## Problem description
From the listing below, extract each entry exactly as written, minus the images.
::::
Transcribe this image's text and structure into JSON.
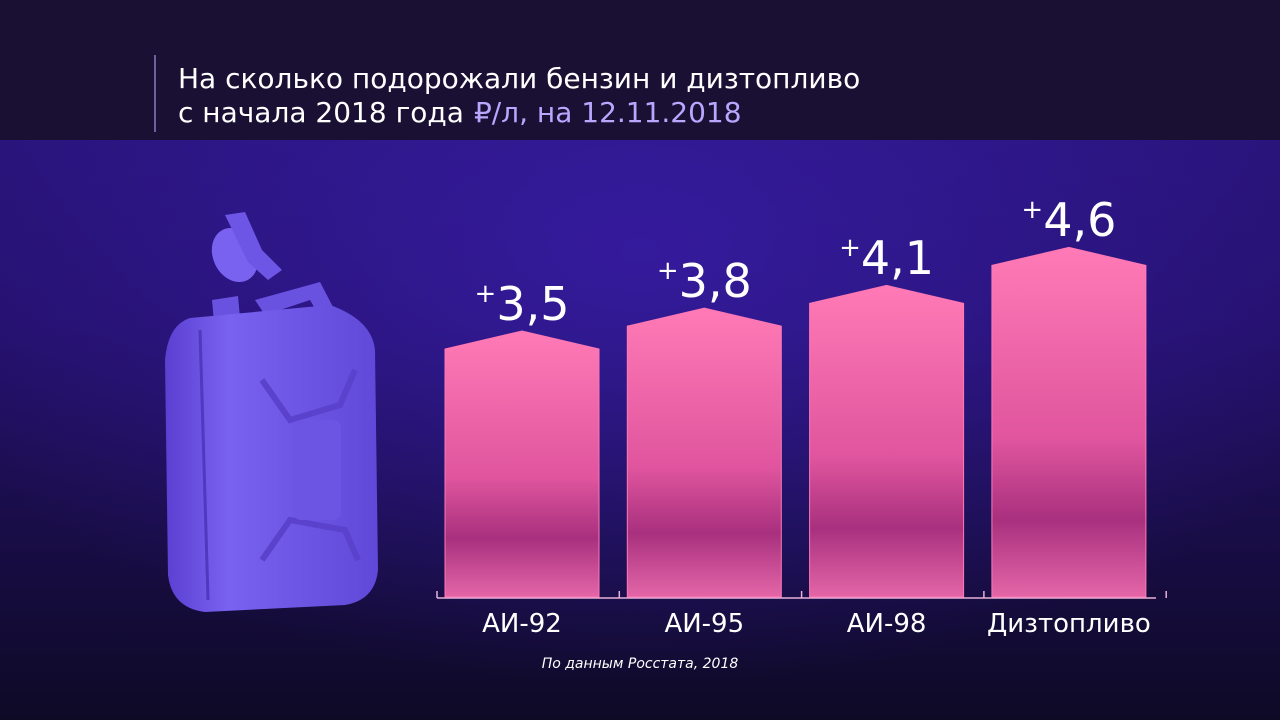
{
  "chart_data": {
    "type": "bar",
    "title": [
      "На сколько подорожали бензин и дизтопливо",
      "с начала 2018 года"
    ],
    "subtitle": "₽/л, на 12.11.2018",
    "categories": [
      "АИ-92",
      "АИ-95",
      "АИ-98",
      "Дизтопливо"
    ],
    "values": [
      3.5,
      3.8,
      4.1,
      4.6
    ],
    "value_labels": [
      "+3,5",
      "+3,8",
      "+4,1",
      "+4,6"
    ],
    "color": "#ff78b4",
    "source": "По данным Росстата, 2018"
  }
}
::::
## Solution for this exercise
Transcribe this image's text and structure into JSON.
{
  "chart_data": {
    "type": "bar",
    "title": [
      "На сколько подорожали бензин и дизтопливо",
      "с начала 2018 года"
    ],
    "subtitle": "₽/л, на 12.11.2018",
    "categories": [
      "АИ-92",
      "АИ-95",
      "АИ-98",
      "Дизтопливо"
    ],
    "values": [
      3.5,
      3.8,
      4.1,
      4.6
    ],
    "value_labels": [
      "+3,5",
      "+3,8",
      "+4,1",
      "+4,6"
    ],
    "color": "#ff78b4",
    "source": "По данным Росстата, 2018"
  }
}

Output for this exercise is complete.